▸ **Set task**
The data must be written out once more, precisely as given.

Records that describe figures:

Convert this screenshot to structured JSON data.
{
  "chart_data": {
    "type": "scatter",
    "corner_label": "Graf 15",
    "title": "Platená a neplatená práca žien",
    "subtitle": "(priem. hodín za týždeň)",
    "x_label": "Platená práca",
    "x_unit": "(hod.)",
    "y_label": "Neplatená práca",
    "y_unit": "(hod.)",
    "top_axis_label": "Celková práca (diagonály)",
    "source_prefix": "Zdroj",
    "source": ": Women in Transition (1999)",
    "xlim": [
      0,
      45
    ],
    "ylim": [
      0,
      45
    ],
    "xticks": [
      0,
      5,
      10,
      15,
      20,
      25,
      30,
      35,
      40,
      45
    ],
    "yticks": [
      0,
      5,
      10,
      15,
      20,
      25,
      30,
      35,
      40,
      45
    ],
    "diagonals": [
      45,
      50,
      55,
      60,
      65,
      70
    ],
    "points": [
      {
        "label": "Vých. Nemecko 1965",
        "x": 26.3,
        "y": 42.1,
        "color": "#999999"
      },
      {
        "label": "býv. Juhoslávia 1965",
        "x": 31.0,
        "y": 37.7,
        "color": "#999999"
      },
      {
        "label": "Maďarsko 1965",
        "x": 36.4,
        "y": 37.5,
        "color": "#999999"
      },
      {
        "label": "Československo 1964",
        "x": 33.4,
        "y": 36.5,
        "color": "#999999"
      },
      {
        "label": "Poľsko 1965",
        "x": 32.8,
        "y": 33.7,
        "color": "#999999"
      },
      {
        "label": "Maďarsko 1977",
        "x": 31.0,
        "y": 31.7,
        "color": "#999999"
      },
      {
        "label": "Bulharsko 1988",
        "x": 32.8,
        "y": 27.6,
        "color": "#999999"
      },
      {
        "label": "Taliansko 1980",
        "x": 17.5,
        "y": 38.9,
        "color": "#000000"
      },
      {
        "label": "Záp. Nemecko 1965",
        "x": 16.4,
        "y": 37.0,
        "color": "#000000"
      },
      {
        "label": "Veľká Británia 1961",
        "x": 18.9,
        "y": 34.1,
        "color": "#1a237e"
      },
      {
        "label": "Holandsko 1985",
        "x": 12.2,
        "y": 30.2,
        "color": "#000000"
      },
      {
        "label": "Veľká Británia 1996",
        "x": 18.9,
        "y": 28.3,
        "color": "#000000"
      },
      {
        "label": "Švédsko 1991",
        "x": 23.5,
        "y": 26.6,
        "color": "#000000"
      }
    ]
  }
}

▸ **Answer to the exercise**
Convert this screenshot to structured JSON data.
{
  "chart_data": {
    "type": "scatter",
    "corner_label": "Graf 15",
    "title": "Platená a neplatená práca žien",
    "subtitle": "(priem. hodín za týždeň)",
    "x_label": "Platená práca",
    "x_unit": "(hod.)",
    "y_label": "Neplatená práca",
    "y_unit": "(hod.)",
    "top_axis_label": "Celková práca (diagonály)",
    "source_prefix": "Zdroj",
    "source": ": Women in Transition (1999)",
    "xlim": [
      0,
      45
    ],
    "ylim": [
      0,
      45
    ],
    "xticks": [
      0,
      5,
      10,
      15,
      20,
      25,
      30,
      35,
      40,
      45
    ],
    "yticks": [
      0,
      5,
      10,
      15,
      20,
      25,
      30,
      35,
      40,
      45
    ],
    "diagonals": [
      45,
      50,
      55,
      60,
      65,
      70
    ],
    "points": [
      {
        "label": "Vých. Nemecko 1965",
        "x": 26.3,
        "y": 42.1,
        "color": "#999999"
      },
      {
        "label": "býv. Juhoslávia 1965",
        "x": 31.0,
        "y": 37.7,
        "color": "#999999"
      },
      {
        "label": "Maďarsko 1965",
        "x": 36.4,
        "y": 37.5,
        "color": "#999999"
      },
      {
        "label": "Československo 1964",
        "x": 33.4,
        "y": 36.5,
        "color": "#999999"
      },
      {
        "label": "Poľsko 1965",
        "x": 32.8,
        "y": 33.7,
        "color": "#999999"
      },
      {
        "label": "Maďarsko 1977",
        "x": 31.0,
        "y": 31.7,
        "color": "#999999"
      },
      {
        "label": "Bulharsko 1988",
        "x": 32.8,
        "y": 27.6,
        "color": "#999999"
      },
      {
        "label": "Taliansko 1980",
        "x": 17.5,
        "y": 38.9,
        "color": "#000000"
      },
      {
        "label": "Záp. Nemecko 1965",
        "x": 16.4,
        "y": 37.0,
        "color": "#000000"
      },
      {
        "label": "Veľká Británia 1961",
        "x": 18.9,
        "y": 34.1,
        "color": "#1a237e"
      },
      {
        "label": "Holandsko 1985",
        "x": 12.2,
        "y": 30.2,
        "color": "#000000"
      },
      {
        "label": "Veľká Británia 1996",
        "x": 18.9,
        "y": 28.3,
        "color": "#000000"
      },
      {
        "label": "Švédsko 1991",
        "x": 23.5,
        "y": 26.6,
        "color": "#000000"
      }
    ]
  }
}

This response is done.